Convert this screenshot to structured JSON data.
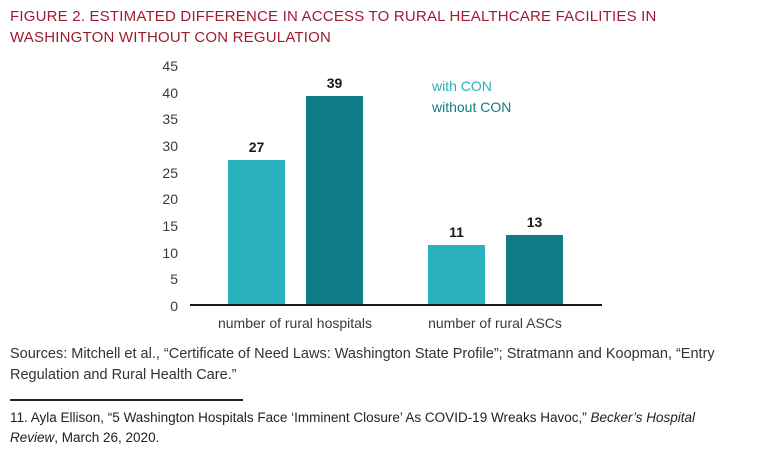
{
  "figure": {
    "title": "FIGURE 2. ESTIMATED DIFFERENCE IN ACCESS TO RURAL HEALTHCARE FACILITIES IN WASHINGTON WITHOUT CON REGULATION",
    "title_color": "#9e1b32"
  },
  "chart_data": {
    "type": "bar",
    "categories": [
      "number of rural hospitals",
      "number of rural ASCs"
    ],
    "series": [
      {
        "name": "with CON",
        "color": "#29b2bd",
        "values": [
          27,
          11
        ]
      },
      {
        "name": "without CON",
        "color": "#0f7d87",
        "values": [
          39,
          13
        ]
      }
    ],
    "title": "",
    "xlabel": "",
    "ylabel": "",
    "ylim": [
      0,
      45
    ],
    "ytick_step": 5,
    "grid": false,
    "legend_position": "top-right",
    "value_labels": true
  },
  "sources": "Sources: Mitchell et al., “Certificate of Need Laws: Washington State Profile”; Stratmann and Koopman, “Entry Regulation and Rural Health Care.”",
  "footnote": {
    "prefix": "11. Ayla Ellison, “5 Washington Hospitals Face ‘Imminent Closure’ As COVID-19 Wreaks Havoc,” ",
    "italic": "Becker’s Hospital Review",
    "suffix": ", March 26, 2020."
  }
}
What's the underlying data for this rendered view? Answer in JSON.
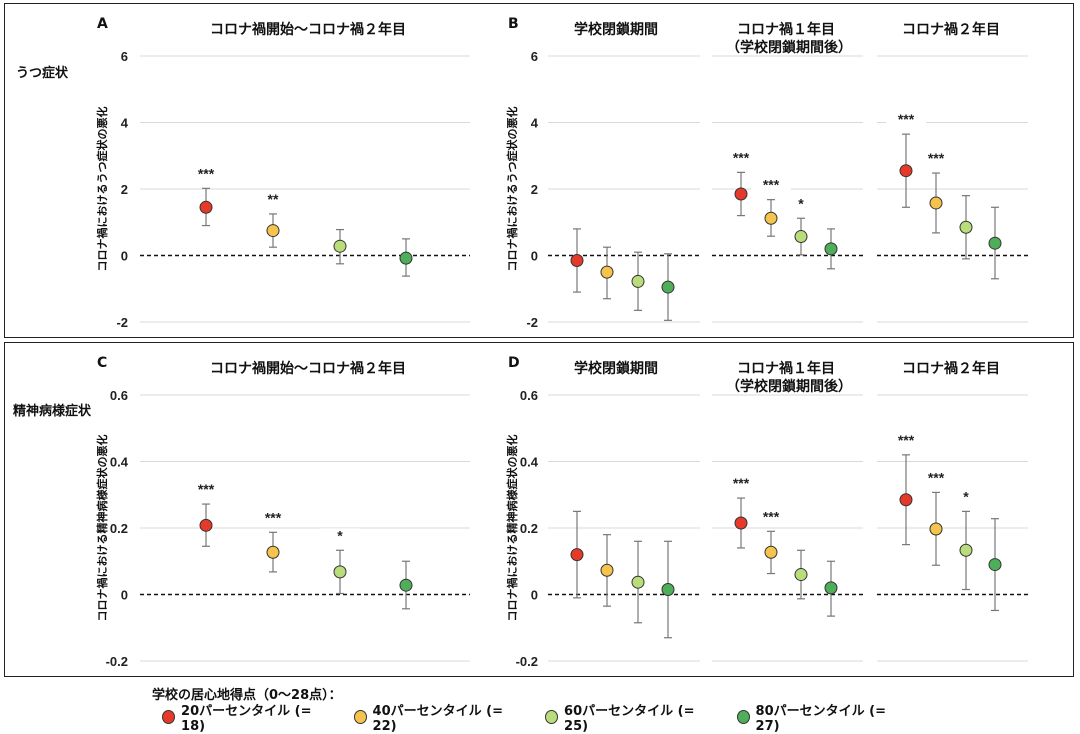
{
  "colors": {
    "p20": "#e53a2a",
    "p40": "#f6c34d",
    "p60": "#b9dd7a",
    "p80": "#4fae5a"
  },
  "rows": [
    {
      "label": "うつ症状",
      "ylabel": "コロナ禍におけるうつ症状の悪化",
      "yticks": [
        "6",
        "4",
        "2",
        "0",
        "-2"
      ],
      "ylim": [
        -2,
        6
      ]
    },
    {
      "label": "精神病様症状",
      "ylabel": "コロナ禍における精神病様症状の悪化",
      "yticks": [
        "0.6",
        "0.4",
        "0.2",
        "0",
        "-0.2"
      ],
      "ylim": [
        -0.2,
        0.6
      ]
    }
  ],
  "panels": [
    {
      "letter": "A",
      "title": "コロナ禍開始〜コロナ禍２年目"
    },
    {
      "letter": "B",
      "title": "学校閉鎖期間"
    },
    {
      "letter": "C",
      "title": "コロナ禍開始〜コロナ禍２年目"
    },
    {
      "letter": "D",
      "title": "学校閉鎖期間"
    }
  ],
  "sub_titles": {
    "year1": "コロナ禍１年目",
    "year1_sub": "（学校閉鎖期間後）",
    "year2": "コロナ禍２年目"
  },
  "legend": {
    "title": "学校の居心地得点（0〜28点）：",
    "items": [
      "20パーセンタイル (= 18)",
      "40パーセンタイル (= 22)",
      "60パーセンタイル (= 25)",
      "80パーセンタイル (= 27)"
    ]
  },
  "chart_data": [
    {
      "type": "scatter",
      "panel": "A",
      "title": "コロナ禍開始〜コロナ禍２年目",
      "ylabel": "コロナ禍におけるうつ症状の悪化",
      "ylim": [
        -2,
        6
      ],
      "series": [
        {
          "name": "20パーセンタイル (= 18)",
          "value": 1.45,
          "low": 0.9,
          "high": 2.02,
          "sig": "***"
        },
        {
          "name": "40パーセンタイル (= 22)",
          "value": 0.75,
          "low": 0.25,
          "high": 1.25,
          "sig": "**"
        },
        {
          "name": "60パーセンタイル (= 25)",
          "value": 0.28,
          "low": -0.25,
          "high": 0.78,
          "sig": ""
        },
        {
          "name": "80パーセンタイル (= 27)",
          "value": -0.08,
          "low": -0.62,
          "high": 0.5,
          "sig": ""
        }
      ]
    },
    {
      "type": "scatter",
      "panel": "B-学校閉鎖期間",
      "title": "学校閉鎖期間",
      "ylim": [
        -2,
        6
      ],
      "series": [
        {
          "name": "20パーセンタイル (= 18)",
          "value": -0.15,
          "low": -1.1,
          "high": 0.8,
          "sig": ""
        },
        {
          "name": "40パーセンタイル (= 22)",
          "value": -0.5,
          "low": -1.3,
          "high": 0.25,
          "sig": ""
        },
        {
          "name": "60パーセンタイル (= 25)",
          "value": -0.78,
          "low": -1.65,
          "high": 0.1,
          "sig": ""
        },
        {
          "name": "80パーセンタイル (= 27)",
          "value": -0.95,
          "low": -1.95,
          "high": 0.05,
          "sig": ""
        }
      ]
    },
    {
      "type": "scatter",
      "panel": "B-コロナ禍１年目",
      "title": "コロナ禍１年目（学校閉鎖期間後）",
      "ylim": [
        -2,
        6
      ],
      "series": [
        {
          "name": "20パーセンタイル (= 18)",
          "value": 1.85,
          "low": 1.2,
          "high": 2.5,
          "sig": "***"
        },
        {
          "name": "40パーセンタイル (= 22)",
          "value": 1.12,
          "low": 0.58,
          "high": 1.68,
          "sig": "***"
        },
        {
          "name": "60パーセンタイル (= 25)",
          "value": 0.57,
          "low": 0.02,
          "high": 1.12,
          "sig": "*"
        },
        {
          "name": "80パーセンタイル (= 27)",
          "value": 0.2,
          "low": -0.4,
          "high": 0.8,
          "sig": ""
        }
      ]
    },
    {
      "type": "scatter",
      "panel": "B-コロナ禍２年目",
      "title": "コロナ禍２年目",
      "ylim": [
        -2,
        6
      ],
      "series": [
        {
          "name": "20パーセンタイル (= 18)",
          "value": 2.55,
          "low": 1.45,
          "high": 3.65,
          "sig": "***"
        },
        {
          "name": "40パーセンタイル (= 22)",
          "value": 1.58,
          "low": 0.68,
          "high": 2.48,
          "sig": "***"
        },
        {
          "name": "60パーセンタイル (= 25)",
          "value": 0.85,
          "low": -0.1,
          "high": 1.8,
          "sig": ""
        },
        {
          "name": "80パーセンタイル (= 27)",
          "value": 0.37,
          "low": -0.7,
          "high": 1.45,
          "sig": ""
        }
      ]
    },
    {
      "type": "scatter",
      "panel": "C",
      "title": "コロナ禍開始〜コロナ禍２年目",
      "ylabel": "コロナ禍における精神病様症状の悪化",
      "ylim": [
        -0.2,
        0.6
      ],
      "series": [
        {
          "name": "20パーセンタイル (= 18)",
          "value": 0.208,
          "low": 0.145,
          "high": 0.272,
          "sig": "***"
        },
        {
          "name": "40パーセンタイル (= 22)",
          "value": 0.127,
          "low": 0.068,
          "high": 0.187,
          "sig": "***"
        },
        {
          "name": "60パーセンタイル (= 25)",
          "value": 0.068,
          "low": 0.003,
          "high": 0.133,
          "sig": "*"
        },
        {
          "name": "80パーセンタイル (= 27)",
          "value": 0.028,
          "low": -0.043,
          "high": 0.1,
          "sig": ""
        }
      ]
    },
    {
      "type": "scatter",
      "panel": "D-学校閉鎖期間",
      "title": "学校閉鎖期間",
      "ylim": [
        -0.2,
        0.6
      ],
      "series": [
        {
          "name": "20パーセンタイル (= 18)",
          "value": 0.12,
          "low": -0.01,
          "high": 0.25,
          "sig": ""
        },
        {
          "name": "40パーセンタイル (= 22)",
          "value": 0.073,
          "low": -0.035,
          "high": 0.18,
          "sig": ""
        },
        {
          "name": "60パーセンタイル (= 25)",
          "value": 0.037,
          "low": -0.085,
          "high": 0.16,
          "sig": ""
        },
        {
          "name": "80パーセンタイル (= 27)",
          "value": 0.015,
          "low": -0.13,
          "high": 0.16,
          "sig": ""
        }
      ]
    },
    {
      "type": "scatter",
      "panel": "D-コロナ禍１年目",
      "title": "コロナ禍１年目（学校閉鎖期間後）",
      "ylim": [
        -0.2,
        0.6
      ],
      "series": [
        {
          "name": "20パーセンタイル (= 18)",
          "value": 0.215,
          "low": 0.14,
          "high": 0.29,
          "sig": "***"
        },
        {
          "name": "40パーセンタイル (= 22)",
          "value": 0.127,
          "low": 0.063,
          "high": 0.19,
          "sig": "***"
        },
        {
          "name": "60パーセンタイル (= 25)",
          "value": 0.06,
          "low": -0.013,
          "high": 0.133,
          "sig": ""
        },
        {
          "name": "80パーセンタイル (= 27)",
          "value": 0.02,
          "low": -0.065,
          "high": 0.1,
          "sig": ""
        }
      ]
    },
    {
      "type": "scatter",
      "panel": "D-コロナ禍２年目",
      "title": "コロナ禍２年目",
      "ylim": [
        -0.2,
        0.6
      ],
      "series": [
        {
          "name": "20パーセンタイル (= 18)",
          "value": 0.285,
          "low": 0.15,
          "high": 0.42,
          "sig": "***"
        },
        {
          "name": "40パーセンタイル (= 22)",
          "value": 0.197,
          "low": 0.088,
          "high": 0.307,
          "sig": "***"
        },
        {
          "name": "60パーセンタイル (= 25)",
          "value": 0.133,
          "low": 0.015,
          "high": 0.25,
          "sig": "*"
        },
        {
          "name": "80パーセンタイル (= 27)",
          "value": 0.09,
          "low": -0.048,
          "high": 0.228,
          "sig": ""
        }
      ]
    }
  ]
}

---------------

Pull out each line holding the string "number".

      "number of rural hospitals",
      "number of rural ASCs"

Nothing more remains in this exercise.